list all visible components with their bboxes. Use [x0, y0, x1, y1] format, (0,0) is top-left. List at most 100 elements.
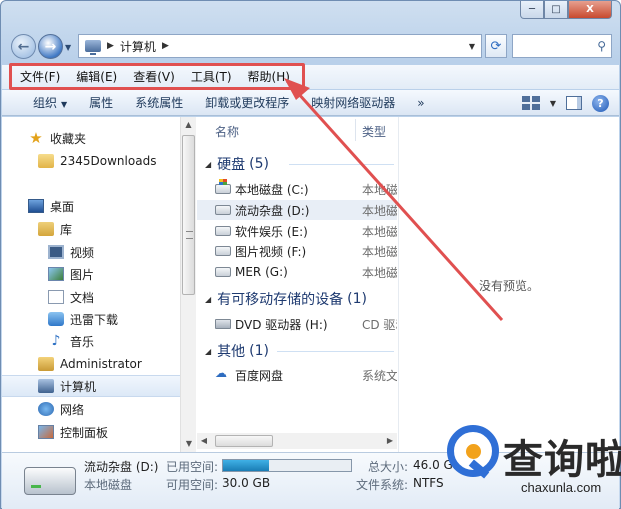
sidebar-item-label: 迅雷下载: [70, 312, 119, 327]
breadcrumb-computer[interactable]: 计算机: [120, 38, 156, 55]
scrollbar-thumb[interactable]: [215, 435, 273, 447]
file-list: 名称 类型 ◢ 硬盘 (5) 本地磁盘 (C:) 本地磁盘 流动杂盘 (D:) …: [197, 117, 397, 452]
content-area: ★ 收藏夹 2345Downloads 桌面 库 视频 图片 文档 迅雷下载 ♪…: [2, 117, 619, 452]
list-item[interactable]: 本地磁盘 (C:) 本地磁盘: [197, 179, 397, 199]
minimize-button[interactable]: ─: [520, 1, 544, 19]
organize-label: 组织: [33, 95, 58, 110]
sidebar-item-pictures[interactable]: 图片: [2, 263, 180, 285]
refresh-button[interactable]: ⟳: [485, 34, 507, 58]
menu-tools[interactable]: 工具(T): [183, 65, 240, 89]
no-preview-text: 没有预览。: [479, 279, 540, 293]
menu-view[interactable]: 查看(V): [125, 65, 183, 89]
list-item[interactable]: ☁ 百度网盘 系统文件夹: [197, 365, 397, 385]
more-commands-button[interactable]: »: [406, 90, 435, 116]
help-icon[interactable]: ?: [592, 94, 609, 112]
sidebar-item-label: 文档: [70, 290, 95, 305]
sidebar-item-library[interactable]: 库: [2, 218, 180, 240]
item-type: 本地磁盘: [362, 203, 397, 218]
chevron-up-icon[interactable]: ▲: [181, 117, 196, 133]
sidebar-item-desktop[interactable]: 桌面: [2, 195, 180, 217]
sidebar-item-computer[interactable]: 计算机: [2, 375, 180, 397]
list-item[interactable]: 流动杂盘 (D:) 本地磁盘: [197, 200, 397, 220]
search-input[interactable]: ⚲: [512, 34, 612, 58]
chevron-down-icon[interactable]: ▼: [181, 436, 197, 452]
list-item[interactable]: DVD 驱动器 (H:) CD 驱动器: [197, 314, 397, 334]
cloud-drive-icon: ☁: [215, 366, 227, 380]
folder-icon: [38, 154, 54, 168]
sidebar-item-control-panel[interactable]: 控制面板: [2, 421, 180, 443]
collapse-icon[interactable]: ◢: [205, 347, 211, 356]
drive-icon: [24, 467, 76, 495]
details-fs-value: NTFS: [413, 476, 444, 490]
file-list-horizontal-scrollbar[interactable]: ◀ ▶: [197, 433, 397, 449]
sidebar-item-2345downloads[interactable]: 2345Downloads: [2, 150, 180, 172]
column-header-name[interactable]: 名称: [215, 123, 239, 140]
forward-button[interactable]: →: [38, 34, 63, 59]
watermark-title: 查询啦: [503, 437, 621, 483]
drive-icon: [215, 226, 231, 236]
maximize-button[interactable]: □: [544, 1, 568, 19]
collapse-icon[interactable]: ◢: [205, 295, 211, 304]
sidebar-item-thunder-downloads[interactable]: 迅雷下载: [2, 308, 180, 330]
item-type: 本地磁盘: [362, 182, 397, 197]
menu-help[interactable]: 帮助(H): [240, 65, 298, 89]
details-drive-type: 本地磁盘: [84, 478, 133, 492]
map-network-drive-button[interactable]: 映射网络驱动器: [300, 90, 406, 116]
sidebar-item-videos[interactable]: 视频: [2, 241, 180, 263]
address-bar[interactable]: ▶ 计算机 ▶ ▼: [78, 34, 482, 58]
used-space-fill: [223, 460, 270, 471]
nav-pane-scrollbar[interactable]: ▲ ▼: [180, 117, 196, 452]
chevron-right-icon[interactable]: ▶: [107, 41, 114, 51]
details-drive-name: 流动杂盘 (D:): [84, 460, 159, 474]
sidebar-item-label: 桌面: [50, 199, 75, 214]
item-type: CD 驱动器: [362, 317, 397, 332]
star-icon: ★: [29, 129, 43, 147]
chevron-down-icon[interactable]: ▼: [469, 42, 475, 51]
chevron-right-icon[interactable]: ▶: [162, 41, 169, 51]
menu-edit[interactable]: 编辑(E): [68, 65, 125, 89]
column-header-type[interactable]: 类型: [362, 123, 386, 140]
details-free-value: 30.0 GB: [222, 476, 271, 490]
sidebar-item-network[interactable]: 网络: [2, 398, 180, 420]
sidebar-item-administrator[interactable]: Administrator: [2, 353, 180, 375]
item-type: 本地磁盘: [362, 244, 397, 259]
drive-icon: [215, 267, 231, 277]
chevron-left-icon[interactable]: ◀: [197, 433, 211, 449]
system-properties-button[interactable]: 系统属性: [124, 90, 194, 116]
sidebar-item-label: 图片: [70, 267, 95, 282]
preview-pane-icon[interactable]: [566, 96, 582, 110]
group-title: 其他: [217, 344, 246, 360]
recent-pages-dropdown[interactable]: ▼: [65, 43, 71, 52]
sidebar-item-documents[interactable]: 文档: [2, 286, 180, 308]
sidebar-item-favorites[interactable]: ★ 收藏夹: [2, 127, 180, 149]
drive-icon: [215, 205, 231, 215]
list-item[interactable]: 图片视频 (F:) 本地磁盘: [197, 241, 397, 261]
details-fs-label: 文件系统:: [356, 478, 409, 492]
watermark-logo: 查询啦 chaxunla.com: [441, 421, 621, 509]
menu-file[interactable]: 文件(F): [12, 65, 68, 89]
chevron-down-icon: ▼: [61, 99, 68, 109]
view-options-icon[interactable]: [521, 96, 540, 110]
organize-button[interactable]: 组织 ▼: [22, 90, 78, 116]
chevron-right-icon[interactable]: ▶: [383, 433, 397, 449]
scrollbar-thumb[interactable]: [182, 135, 195, 295]
refresh-icon: ⟳: [490, 38, 502, 54]
list-item[interactable]: MER (G:) 本地磁盘: [197, 262, 397, 282]
sidebar-item-label: 视频: [70, 245, 95, 260]
group-count: (5): [249, 156, 269, 172]
group-header-removable[interactable]: ◢ 有可移动存储的设备 (1): [197, 288, 397, 310]
close-button[interactable]: X: [568, 1, 612, 19]
arrow-left-icon: ←: [17, 38, 30, 55]
back-button[interactable]: ←: [11, 34, 36, 59]
details-total-label: 总大小:: [368, 460, 409, 474]
properties-button[interactable]: 属性: [78, 90, 124, 116]
collapse-icon[interactable]: ◢: [205, 160, 211, 169]
sidebar-item-music[interactable]: ♪ 音乐: [2, 330, 180, 352]
video-icon: [48, 245, 64, 259]
chevron-down-icon[interactable]: ▼: [550, 99, 556, 108]
network-icon: [38, 402, 54, 416]
list-item[interactable]: 软件娱乐 (E:) 本地磁盘: [197, 221, 397, 241]
computer-icon: [85, 40, 101, 55]
uninstall-program-button[interactable]: 卸载或更改程序: [194, 90, 300, 116]
item-name: 流动杂盘 (D:): [235, 203, 310, 218]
* * *
* _REQUIREMENT_
Extract every row above word for word, omitting the pictures.

* _FINISHED ANSWER_
list all visible components with their bboxes. Use [x0, y0, x1, y1] format, (0,0) is top-left. List at most 100 elements.
sidebar-item-label: 迅雷下载: [70, 312, 119, 327]
breadcrumb-computer[interactable]: 计算机: [120, 38, 156, 55]
scrollbar-thumb[interactable]: [215, 435, 273, 447]
file-list: 名称 类型 ◢ 硬盘 (5) 本地磁盘 (C:) 本地磁盘 流动杂盘 (D:) …: [197, 117, 397, 452]
content-area: ★ 收藏夹 2345Downloads 桌面 库 视频 图片 文档 迅雷下载 ♪…: [2, 117, 619, 452]
list-item[interactable]: 本地磁盘 (C:) 本地磁盘: [197, 179, 397, 199]
minimize-button[interactable]: ─: [520, 1, 544, 19]
organize-label: 组织: [33, 95, 58, 110]
sidebar-item-pictures[interactable]: 图片: [2, 263, 180, 285]
refresh-button[interactable]: ⟳: [485, 34, 507, 58]
menu-tools[interactable]: 工具(T): [183, 65, 240, 89]
no-preview-text: 没有预览。: [479, 279, 540, 293]
menu-view[interactable]: 查看(V): [125, 65, 183, 89]
list-item[interactable]: ☁ 百度网盘 系统文件夹: [197, 365, 397, 385]
more-commands-button[interactable]: »: [406, 90, 435, 116]
help-icon[interactable]: ?: [592, 94, 609, 112]
sidebar-item-label: 文档: [70, 290, 95, 305]
sidebar-item-library[interactable]: 库: [2, 218, 180, 240]
item-type: 本地磁盘: [362, 203, 397, 218]
chevron-up-icon[interactable]: ▲: [181, 117, 196, 133]
sidebar-item-desktop[interactable]: 桌面: [2, 195, 180, 217]
sidebar-item-computer[interactable]: 计算机: [2, 375, 180, 397]
list-item[interactable]: 流动杂盘 (D:) 本地磁盘: [197, 200, 397, 220]
search-input[interactable]: ⚲: [512, 34, 612, 58]
chevron-down-icon[interactable]: ▼: [181, 436, 197, 452]
list-item[interactable]: DVD 驱动器 (H:) CD 驱动器: [197, 314, 397, 334]
cloud-drive-icon: ☁: [215, 366, 227, 380]
folder-icon: [38, 154, 54, 168]
sidebar-item-control-panel[interactable]: 控制面板: [2, 421, 180, 443]
collapse-icon[interactable]: ◢: [205, 347, 211, 356]
drive-icon: [24, 467, 76, 495]
details-fs-value: NTFS: [413, 476, 444, 490]
file-list-horizontal-scrollbar[interactable]: ◀ ▶: [197, 433, 397, 449]
sidebar-item-2345downloads[interactable]: 2345Downloads: [2, 150, 180, 172]
column-header-name[interactable]: 名称: [215, 123, 239, 140]
forward-button[interactable]: →: [38, 34, 63, 59]
watermark-title: 查询啦: [503, 437, 621, 483]
drive-icon: [215, 226, 231, 236]
maximize-button[interactable]: □: [544, 1, 568, 19]
collapse-icon[interactable]: ◢: [205, 295, 211, 304]
sidebar-item-thunder-downloads[interactable]: 迅雷下载: [2, 308, 180, 330]
item-type: 本地磁盘: [362, 182, 397, 197]
menu-help[interactable]: 帮助(H): [240, 65, 298, 89]
details-drive-type: 本地磁盘: [84, 478, 133, 492]
map-network-drive-button[interactable]: 映射网络驱动器: [300, 90, 406, 116]
sidebar-item-videos[interactable]: 视频: [2, 241, 180, 263]
address-bar[interactable]: ▶ 计算机 ▶ ▼: [78, 34, 482, 58]
used-space-fill: [223, 460, 270, 471]
nav-pane-scrollbar[interactable]: ▲ ▼: [180, 117, 196, 452]
chevron-right-icon[interactable]: ▶: [107, 41, 114, 51]
details-drive-name: 流动杂盘 (D:): [84, 460, 159, 474]
sidebar-item-label: 桌面: [50, 199, 75, 214]
item-type: CD 驱动器: [362, 317, 397, 332]
star-icon: ★: [29, 129, 43, 147]
chevron-down-icon[interactable]: ▼: [469, 42, 475, 51]
chevron-right-icon[interactable]: ▶: [162, 41, 169, 51]
menu-edit[interactable]: 编辑(E): [68, 65, 125, 89]
column-header-type[interactable]: 类型: [362, 123, 386, 140]
details-free-value: 30.0 GB: [222, 476, 271, 490]
sidebar-item-network[interactable]: 网络: [2, 398, 180, 420]
sidebar-item-administrator[interactable]: Administrator: [2, 353, 180, 375]
item-type: 本地磁盘: [362, 244, 397, 259]
drive-icon: [215, 267, 231, 277]
chevron-left-icon[interactable]: ◀: [197, 433, 211, 449]
system-properties-button[interactable]: 系统属性: [124, 90, 194, 116]
sidebar-item-label: 图片: [70, 267, 95, 282]
preview-pane-icon[interactable]: [566, 96, 582, 110]
group-title: 其他: [217, 344, 246, 360]
recent-pages-dropdown[interactable]: ▼: [65, 43, 71, 52]
sidebar-item-documents[interactable]: 文档: [2, 286, 180, 308]
sidebar-item-favorites[interactable]: ★ 收藏夹: [2, 127, 180, 149]
drive-icon: [215, 205, 231, 215]
list-item[interactable]: 图片视频 (F:) 本地磁盘: [197, 241, 397, 261]
details-fs-label: 文件系统:: [356, 478, 409, 492]
watermark-logo: 查询啦 chaxunla.com: [441, 421, 621, 509]
menu-file[interactable]: 文件(F): [12, 65, 68, 89]
chevron-down-icon: ▼: [61, 99, 68, 109]
view-options-icon[interactable]: [521, 96, 540, 110]
organize-button[interactable]: 组织 ▼: [22, 90, 78, 116]
chevron-right-icon[interactable]: ▶: [383, 433, 397, 449]
scrollbar-thumb[interactable]: [182, 135, 195, 295]
refresh-icon: ⟳: [490, 38, 502, 54]
list-item[interactable]: MER (G:) 本地磁盘: [197, 262, 397, 282]
sidebar-item-label: 视频: [70, 245, 95, 260]
group-count: (5): [249, 156, 269, 172]
group-header-removable[interactable]: ◢ 有可移动存储的设备 (1): [197, 288, 397, 310]
close-button[interactable]: X: [568, 1, 612, 19]
arrow-left-icon: ←: [17, 38, 30, 55]
back-button[interactable]: ←: [11, 34, 36, 59]
details-total-label: 总大小:: [368, 460, 409, 474]
properties-button[interactable]: 属性: [78, 90, 124, 116]
collapse-icon[interactable]: ◢: [205, 160, 211, 169]
sidebar-item-music[interactable]: ♪ 音乐: [2, 330, 180, 352]
video-icon: [48, 245, 64, 259]
chevron-down-icon[interactable]: ▼: [550, 99, 556, 108]
network-icon: [38, 402, 54, 416]
list-item[interactable]: 软件娱乐 (E:) 本地磁盘: [197, 221, 397, 241]
computer-icon: [85, 40, 101, 55]
uninstall-program-button[interactable]: 卸载或更改程序: [194, 90, 300, 116]
item-name: 流动杂盘 (D:): [235, 203, 310, 218]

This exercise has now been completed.